- _Problem to solve_
Below are some records. Pull every line that contains the word "suffix".

- _Stored items from a collection_
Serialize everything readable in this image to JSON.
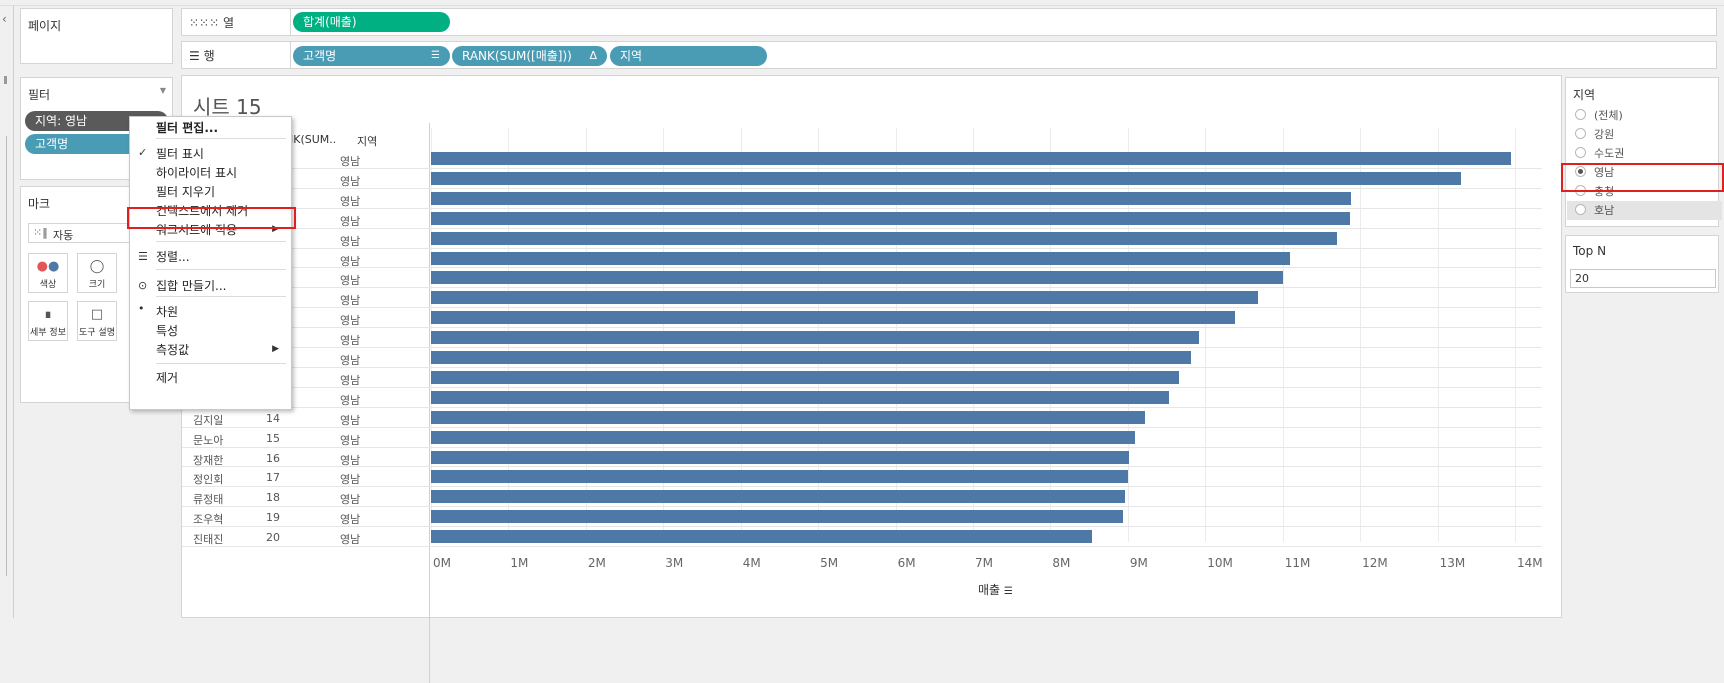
{
  "pages_card": {
    "title": "페이지"
  },
  "columns_shelf": {
    "label": "열",
    "pills": [
      "합계(매출)"
    ]
  },
  "rows_shelf": {
    "label": "행",
    "pills": [
      "고객명",
      "RANK(SUM([매출]))",
      "지역"
    ]
  },
  "filters_card": {
    "title": "필터",
    "pills": [
      "지역: 영남",
      "고객명"
    ]
  },
  "marks_card": {
    "title": "마크",
    "type": "자동",
    "buttons": [
      {
        "label": "색상",
        "icon": "color-icon"
      },
      {
        "label": "크기",
        "icon": "size-icon"
      },
      {
        "label": "세부 정보",
        "icon": "detail-icon"
      },
      {
        "label": "도구 설명",
        "icon": "tooltip-icon"
      }
    ]
  },
  "context_menu": {
    "items": [
      {
        "label": "필터 편집...",
        "bold": true
      },
      {
        "label": "필터 표시",
        "checked": true
      },
      {
        "label": "하이라이터 표시"
      },
      {
        "label": "필터 지우기"
      },
      {
        "label": "컨텍스트에서 제거",
        "highlighted": true
      },
      {
        "label": "워크시트에 적용",
        "submenu": true
      },
      {
        "label": "정렬..."
      },
      {
        "label": "집합 만들기..."
      },
      {
        "label": "차원",
        "selected": true
      },
      {
        "label": "특성"
      },
      {
        "label": "측정값",
        "submenu": true
      },
      {
        "label": "제거"
      }
    ]
  },
  "sheet": {
    "title": "시트 15",
    "column_headers": {
      "rank": "NK(SUM..",
      "region": "지역"
    },
    "axis_title": "매출"
  },
  "chart_data": {
    "type": "bar",
    "orientation": "horizontal",
    "xlabel": "매출",
    "xlim": [
      0,
      14200000
    ],
    "x_ticks": [
      "0M",
      "1M",
      "2M",
      "3M",
      "4M",
      "5M",
      "6M",
      "7M",
      "8M",
      "9M",
      "10M",
      "11M",
      "12M",
      "13M",
      "14M"
    ],
    "rows": [
      {
        "name": "",
        "rank": "",
        "region": "영남",
        "value": 13950000
      },
      {
        "name": "",
        "rank": "",
        "region": "영남",
        "value": 13300000
      },
      {
        "name": "",
        "rank": "",
        "region": "영남",
        "value": 11880000
      },
      {
        "name": "",
        "rank": "",
        "region": "영남",
        "value": 11870000
      },
      {
        "name": "",
        "rank": "",
        "region": "영남",
        "value": 11700000
      },
      {
        "name": "",
        "rank": "",
        "region": "영남",
        "value": 11090000
      },
      {
        "name": "",
        "rank": "",
        "region": "영남",
        "value": 11000000
      },
      {
        "name": "",
        "rank": "",
        "region": "영남",
        "value": 10680000
      },
      {
        "name": "",
        "rank": "",
        "region": "영남",
        "value": 10380000
      },
      {
        "name": "",
        "rank": "",
        "region": "영남",
        "value": 9920000
      },
      {
        "name": "",
        "rank": "",
        "region": "영남",
        "value": 9820000
      },
      {
        "name": "",
        "rank": "",
        "region": "영남",
        "value": 9660000
      },
      {
        "name": "",
        "rank": "",
        "region": "영남",
        "value": 9530000
      },
      {
        "name": "김지일",
        "rank": "14",
        "region": "영남",
        "value": 9220000
      },
      {
        "name": "문노아",
        "rank": "15",
        "region": "영남",
        "value": 9090000
      },
      {
        "name": "장재한",
        "rank": "16",
        "region": "영남",
        "value": 9020000
      },
      {
        "name": "정인회",
        "rank": "17",
        "region": "영남",
        "value": 9000000
      },
      {
        "name": "류정태",
        "rank": "18",
        "region": "영남",
        "value": 8960000
      },
      {
        "name": "조우혁",
        "rank": "19",
        "region": "영남",
        "value": 8940000
      },
      {
        "name": "진태진",
        "rank": "20",
        "region": "영남",
        "value": 8540000
      }
    ]
  },
  "region_filter": {
    "title": "지역",
    "options": [
      {
        "label": "(전체)",
        "selected": false
      },
      {
        "label": "강원",
        "selected": false
      },
      {
        "label": "수도권",
        "selected": false
      },
      {
        "label": "영남",
        "selected": true
      },
      {
        "label": "충청",
        "selected": false
      },
      {
        "label": "호남",
        "selected": false
      }
    ]
  },
  "topn_param": {
    "title": "Top N",
    "value": "20"
  }
}
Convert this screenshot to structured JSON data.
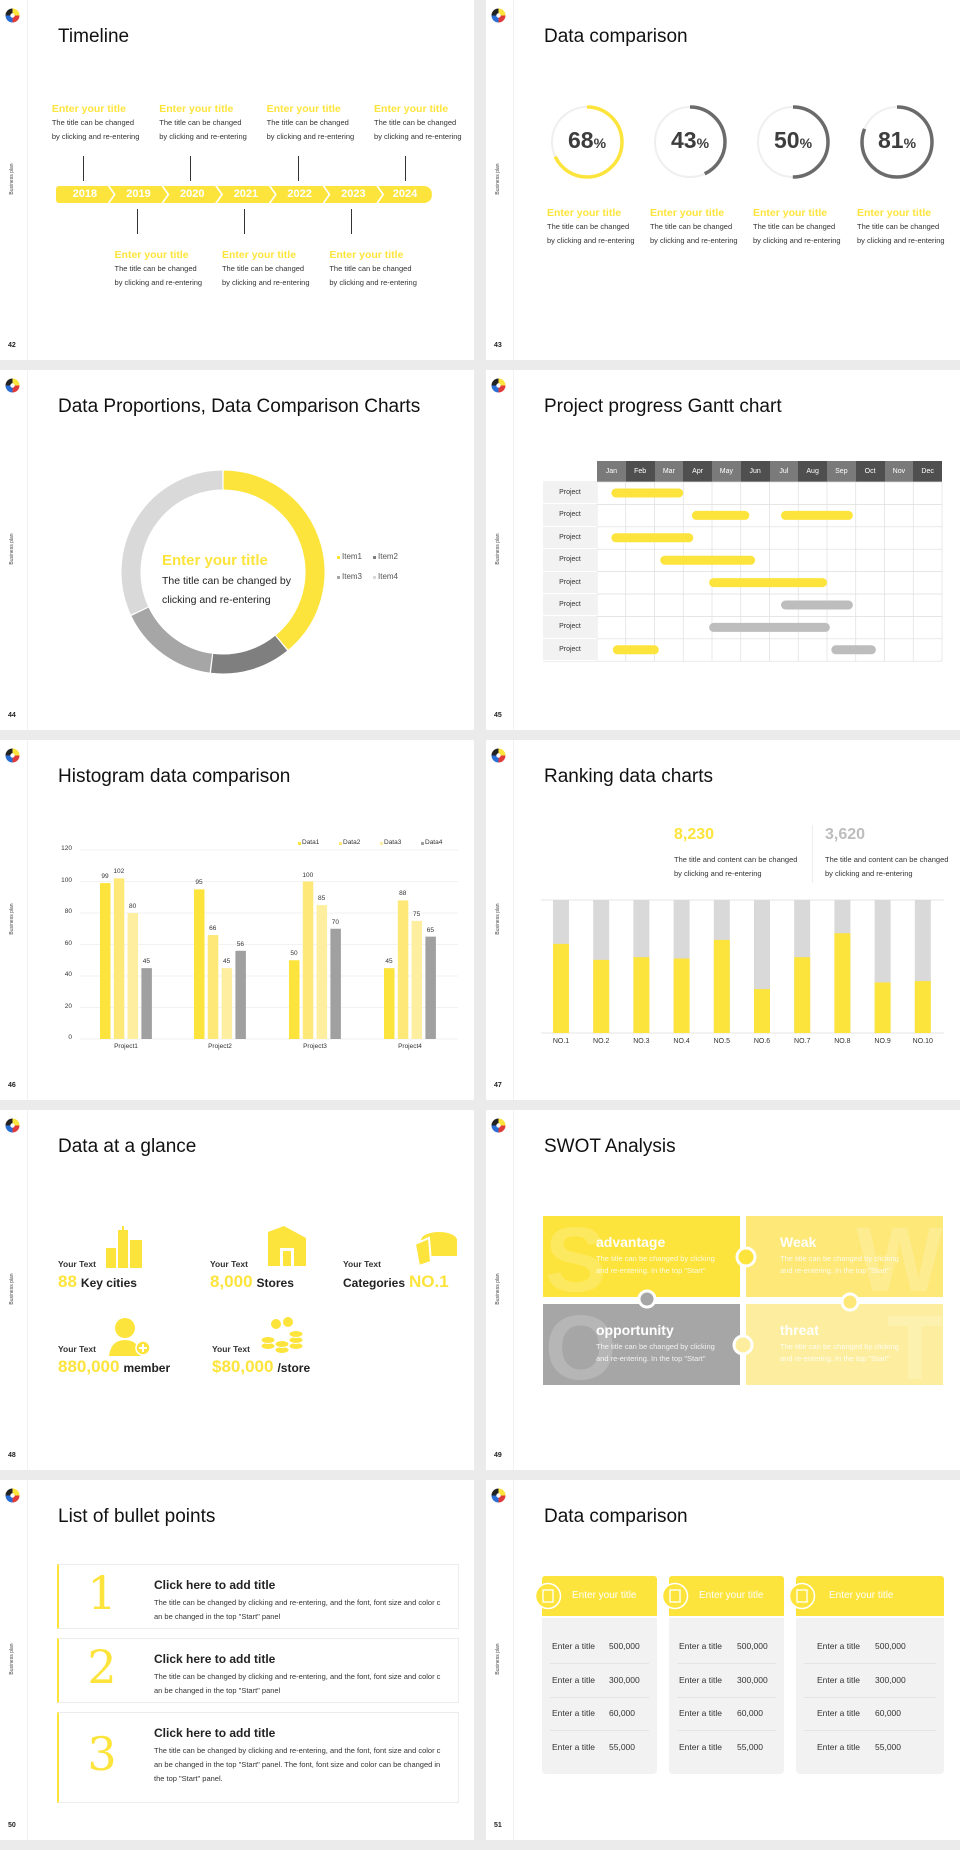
{
  "theme": {
    "yellow": "#fde43c",
    "yellow_mid": "#fde878",
    "yellow_light": "#fdef9f",
    "gray": "#a6a6a6",
    "dark_gray": "#6b6b6b"
  },
  "sidebar_label": "Business plan",
  "slides": [
    {
      "page": "42",
      "title": "Timeline",
      "timeline": {
        "years": [
          "2018",
          "2019",
          "2020",
          "2021",
          "2022",
          "2023",
          "2024"
        ],
        "items": [
          {
            "title": "Enter your title",
            "line1": "The title can be changed",
            "line2": "by clicking and re-entering"
          },
          {
            "title": "Enter your title",
            "line1": "The title can be changed",
            "line2": "by clicking and re-entering"
          },
          {
            "title": "Enter your title",
            "line1": "The title can be changed",
            "line2": "by clicking and re-entering"
          },
          {
            "title": "Enter your title",
            "line1": "The title can be changed",
            "line2": "by clicking and re-entering"
          },
          {
            "title": "Enter your title",
            "line1": "The title can be changed",
            "line2": "by clicking and re-entering"
          },
          {
            "title": "Enter your title",
            "line1": "The title can be changed",
            "line2": "by clicking and re-entering"
          },
          {
            "title": "Enter your title",
            "line1": "The title can be changed",
            "line2": "by clicking and re-entering"
          }
        ]
      }
    },
    {
      "page": "43",
      "title": "Data comparison",
      "gauges": [
        {
          "value": 68,
          "label": "68",
          "unit": "%",
          "color": "#fde43c",
          "title": "Enter your title",
          "line1": "The title can be changed",
          "line2": "by clicking and re-entering"
        },
        {
          "value": 43,
          "label": "43",
          "unit": "%",
          "color": "#6b6b6b",
          "title": "Enter your title",
          "line1": "The title can be changed",
          "line2": "by clicking and re-entering"
        },
        {
          "value": 50,
          "label": "50",
          "unit": "%",
          "color": "#6b6b6b",
          "title": "Enter your title",
          "line1": "The title can be changed",
          "line2": "by clicking and re-entering"
        },
        {
          "value": 81,
          "label": "81",
          "unit": "%",
          "color": "#6b6b6b",
          "title": "Enter your title",
          "line1": "The title can be changed",
          "line2": "by clicking and re-entering"
        }
      ]
    },
    {
      "page": "44",
      "title": "Data Proportions, Data Comparison Charts",
      "center": {
        "title": "Enter your title",
        "line1": "The title can be changed by",
        "line2": "clicking and re-entering"
      }
    },
    {
      "page": "45",
      "title": "Project progress Gantt chart"
    },
    {
      "page": "46",
      "title": "Histogram data comparison"
    },
    {
      "page": "47",
      "title": "Ranking data charts",
      "stats": [
        {
          "value": "8,230",
          "color": "#fde43c",
          "line1": "The title and content can be changed",
          "line2": "by clicking and re-entering"
        },
        {
          "value": "3,620",
          "color": "#bdbdbd",
          "line1": "The title and content can be changed",
          "line2": "by clicking and re-entering"
        }
      ]
    },
    {
      "page": "48",
      "title": "Data at a glance",
      "items": [
        {
          "icon": "buildings-icon",
          "label": "Your Text",
          "number": "88",
          "suffix": "Key cities"
        },
        {
          "icon": "store-icon",
          "label": "Your Text",
          "number": "8,000",
          "suffix": "Stores"
        },
        {
          "icon": "cheese-icon",
          "label": "Your Text",
          "prefix": "Categories",
          "number": "NO.1"
        },
        {
          "icon": "member-add-icon",
          "label": "Your Text",
          "number": "880,000",
          "suffix": "member"
        },
        {
          "icon": "coins-icon",
          "label": "Your Text",
          "number": "$80,000",
          "suffix": "/store"
        }
      ]
    },
    {
      "page": "49",
      "title": "SWOT Analysis",
      "quadrants": [
        {
          "letter": "S",
          "title": "advantage",
          "text": "The title can be changed by clicking and re-entering. In the top \"Start\"",
          "color": "#fde43c"
        },
        {
          "letter": "W",
          "title": "Weak",
          "text": "The title can be changed by clicking and re-entering. In the top \"Start\"",
          "color": "#fde878"
        },
        {
          "letter": "O",
          "title": "opportunity",
          "text": "The title can be changed by clicking and re-entering. In the top \"Start\"",
          "color": "#a6a6a6"
        },
        {
          "letter": "T",
          "title": "threat",
          "text": "The title can be changed by clicking and re-entering. In the top \"Start\"",
          "color": "#fdee9f"
        }
      ]
    },
    {
      "page": "50",
      "title": "List of bullet points",
      "items": [
        {
          "number": "1",
          "title": "Click here to add title",
          "text": "The title can be changed by clicking and re-entering, and the font, font size and color can be changed in the top \"Start\" panel"
        },
        {
          "number": "2",
          "title": "Click here to add title",
          "text": "The title can be changed by clicking and re-entering, and the font, font size and color can be changed in the top \"Start\" panel"
        },
        {
          "number": "3",
          "title": "Click here to add title",
          "text": "The title can be changed by clicking and re-entering, and the font, font size and color can be changed in the top \"Start\" panel. The font, font size and color can be changed in the top \"Start\" panel."
        }
      ]
    },
    {
      "page": "51",
      "title": "Data comparison",
      "cards": [
        {
          "icon": "id-card-icon",
          "title": "Enter your title",
          "rows": [
            {
              "label": "Enter a title",
              "value": "500,000"
            },
            {
              "label": "Enter a title",
              "value": "300,000"
            },
            {
              "label": "Enter a title",
              "value": "60,000"
            },
            {
              "label": "Enter a title",
              "value": "55,000"
            }
          ]
        },
        {
          "icon": "user-network-icon",
          "title": "Enter your title",
          "rows": [
            {
              "label": "Enter a title",
              "value": "500,000"
            },
            {
              "label": "Enter a title",
              "value": "300,000"
            },
            {
              "label": "Enter a title",
              "value": "60,000"
            },
            {
              "label": "Enter a title",
              "value": "55,000"
            }
          ]
        },
        {
          "icon": "team-icon",
          "title": "Enter your title",
          "rows": [
            {
              "label": "Enter a title",
              "value": "500,000"
            },
            {
              "label": "Enter a title",
              "value": "300,000"
            },
            {
              "label": "Enter a title",
              "value": "60,000"
            },
            {
              "label": "Enter a title",
              "value": "55,000"
            }
          ]
        }
      ]
    }
  ],
  "chart_data": [
    {
      "type": "pie",
      "variant": "donut",
      "categories": [
        "Item1",
        "Item2",
        "Item3",
        "Item4"
      ],
      "values": [
        39,
        13,
        16,
        32
      ],
      "colors": [
        "#fde43c",
        "#7f7f7f",
        "#a6a6a6",
        "#d9d9d9"
      ],
      "legend": "right"
    },
    {
      "type": "gantt",
      "months": [
        "Jan",
        "Feb",
        "Mar",
        "Apr",
        "May",
        "Jun",
        "Jul",
        "Aug",
        "Sep",
        "Oct",
        "Nov",
        "Dec"
      ],
      "rows": [
        {
          "label": "Project",
          "bars": [
            {
              "start": 0.5,
              "end": 3.0,
              "color": "#fde43c"
            }
          ]
        },
        {
          "label": "Project",
          "bars": [
            {
              "start": 3.3,
              "end": 5.3,
              "color": "#fde43c"
            },
            {
              "start": 6.4,
              "end": 8.9,
              "color": "#fde43c"
            }
          ]
        },
        {
          "label": "Project",
          "bars": [
            {
              "start": 0.5,
              "end": 3.35,
              "color": "#fde43c"
            }
          ]
        },
        {
          "label": "Project",
          "bars": [
            {
              "start": 2.2,
              "end": 5.5,
              "color": "#fde43c"
            }
          ]
        },
        {
          "label": "Project",
          "bars": [
            {
              "start": 3.9,
              "end": 8.0,
              "color": "#fde43c"
            }
          ]
        },
        {
          "label": "Project",
          "bars": [
            {
              "start": 6.4,
              "end": 8.9,
              "color": "#bdbdbd"
            }
          ]
        },
        {
          "label": "Project",
          "bars": [
            {
              "start": 3.9,
              "end": 8.1,
              "color": "#bdbdbd"
            }
          ]
        },
        {
          "label": "Project",
          "bars": [
            {
              "start": 0.55,
              "end": 2.15,
              "color": "#fde43c"
            },
            {
              "start": 8.15,
              "end": 9.7,
              "color": "#bdbdbd"
            }
          ]
        }
      ]
    },
    {
      "type": "bar",
      "categories": [
        "Project1",
        "Project2",
        "Project3",
        "Project4"
      ],
      "series": [
        {
          "name": "Data1",
          "values": [
            99,
            95,
            50,
            45
          ],
          "color": "#fde43c"
        },
        {
          "name": "Data2",
          "values": [
            102,
            66,
            100,
            88
          ],
          "color": "#fde878"
        },
        {
          "name": "Data3",
          "values": [
            80,
            45,
            85,
            75
          ],
          "color": "#fdef9f"
        },
        {
          "name": "Data4",
          "values": [
            45,
            56,
            70,
            65
          ],
          "color": "#a0a0a0"
        }
      ],
      "yticks": [
        0,
        20,
        40,
        60,
        80,
        100,
        120
      ],
      "ylim": [
        0,
        120
      ],
      "grid": true,
      "legend": "top-right",
      "data_labels": true
    },
    {
      "type": "bar",
      "stacked": true,
      "categories": [
        "NO.1",
        "NO.2",
        "NO.3",
        "NO.4",
        "NO.5",
        "NO.6",
        "NO.7",
        "NO.8",
        "NO.9",
        "NO.10"
      ],
      "values": [
        0.67,
        0.55,
        0.57,
        0.56,
        0.7,
        0.33,
        0.57,
        0.75,
        0.38,
        0.39
      ],
      "ylim": [
        0,
        1
      ],
      "colors": [
        "#fde43c",
        "#d9d9d9"
      ]
    }
  ]
}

- _Exercise solution_
          "suffix": "Key cities"
          "suffix": "Stores"
          "suffix": "member"
          "suffix": "/store"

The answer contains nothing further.